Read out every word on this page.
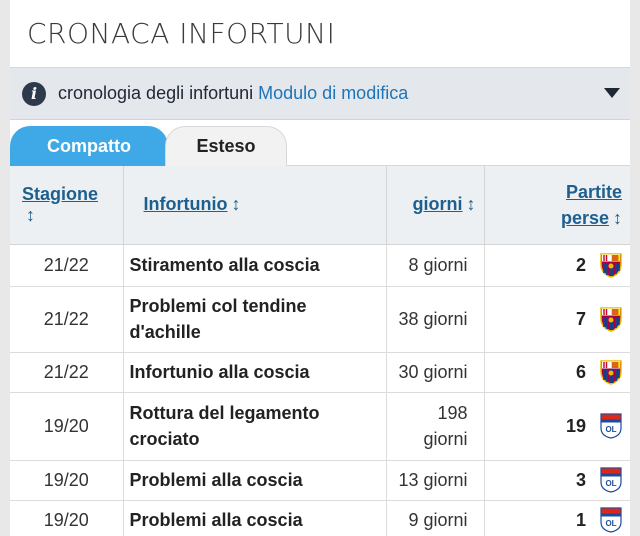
CRONACA INFORTUNI
i	cronologia degli infortuni Modulo di modifica
Compatto	Esteso
Stagione↕	Infortunio ↕	giorni ↕	Partite
perse ↕
21/22	Stiramento alla coscia	8 giorni	2

21/22	Problemi col tendine d'achille	38 giorni	7

21/22	Infortunio alla coscia	30 giorni	6

19/20	Rottura del legamento crociato	198 giorni	19 OL

19/20	Problemi alla coscia	13 giorni	3 OL

19/20	Problemi alla coscia	9 giorni	1 OL
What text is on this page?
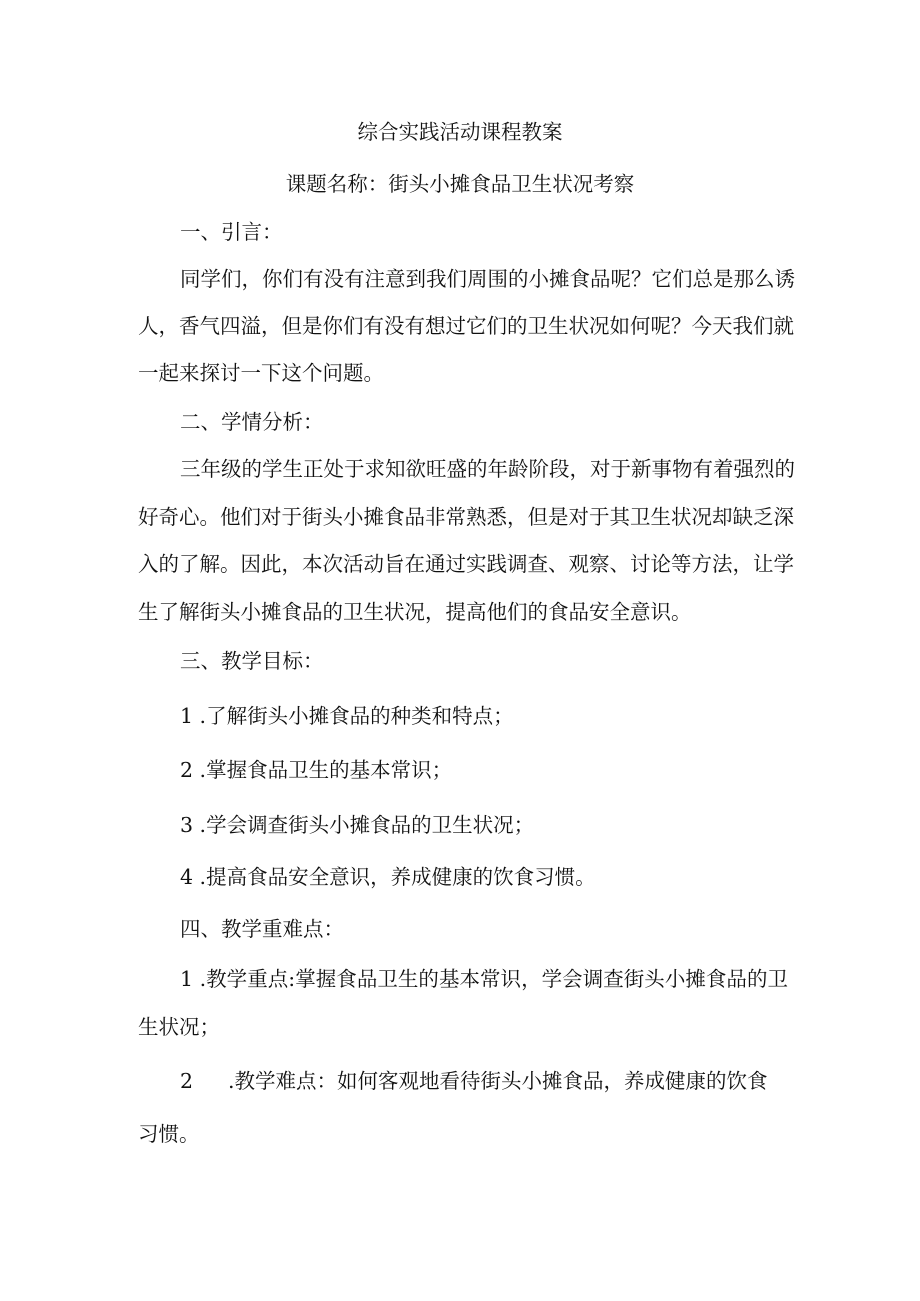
综合实践活动课程教案
课题名称：街头小摊食品卫生状况考察
一、引言：
同学们，你们有没有注意到我们周围的小摊食品呢？它们总是那么诱
人，香气四溢，但是你们有没有想过它们的卫生状况如何呢？今天我们就
一起来探讨一下这个问题。
二、学情分析：
三年级的学生正处于求知欲旺盛的年龄阶段，对于新事物有着强烈的
好奇心。他们对于街头小摊食品非常熟悉，但是对于其卫生状况却缺乏深
入的了解。因此，本次活动旨在通过实践调查、观察、讨论等方法，让学
生了解街头小摊食品的卫生状况，提高他们的食品安全意识。
三、教学目标：
1 .了解街头小摊食品的种类和特点；
2 .掌握食品卫生的基本常识；
3 .学会调查街头小摊食品的卫生状况；
4 .提高食品安全意识，养成健康的饮食习惯。
四、教学重难点：
1 .教学重点:掌握食品卫生的基本常识，学会调查街头小摊食品的卫
生状况；
2	.教学难点：如何客观地看待街头小摊食品，养成健康的饮食
习惯。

+++

Beginning with the line that contains "What text is on this page?" and ending with the last line of the data above, output those lines exactly and nothing more, without any pictures.

What text is on this page?
综合实践活动课程教案
课题名称：街头小摊食品卫生状况考察
一、引言：
同学们，你们有没有注意到我们周围的小摊食品呢？它们总是那么诱
人，香气四溢，但是你们有没有想过它们的卫生状况如何呢？今天我们就
一起来探讨一下这个问题。
二、学情分析：
三年级的学生正处于求知欲旺盛的年龄阶段，对于新事物有着强烈的
好奇心。他们对于街头小摊食品非常熟悉，但是对于其卫生状况却缺乏深
入的了解。因此，本次活动旨在通过实践调查、观察、讨论等方法，让学
生了解街头小摊食品的卫生状况，提高他们的食品安全意识。
三、教学目标：
1 .了解街头小摊食品的种类和特点；
2 .掌握食品卫生的基本常识；
3 .学会调查街头小摊食品的卫生状况；
4 .提高食品安全意识，养成健康的饮食习惯。
四、教学重难点：
1 .教学重点:掌握食品卫生的基本常识，学会调查街头小摊食品的卫
生状况；
2	.教学难点：如何客观地看待街头小摊食品，养成健康的饮食
习惯。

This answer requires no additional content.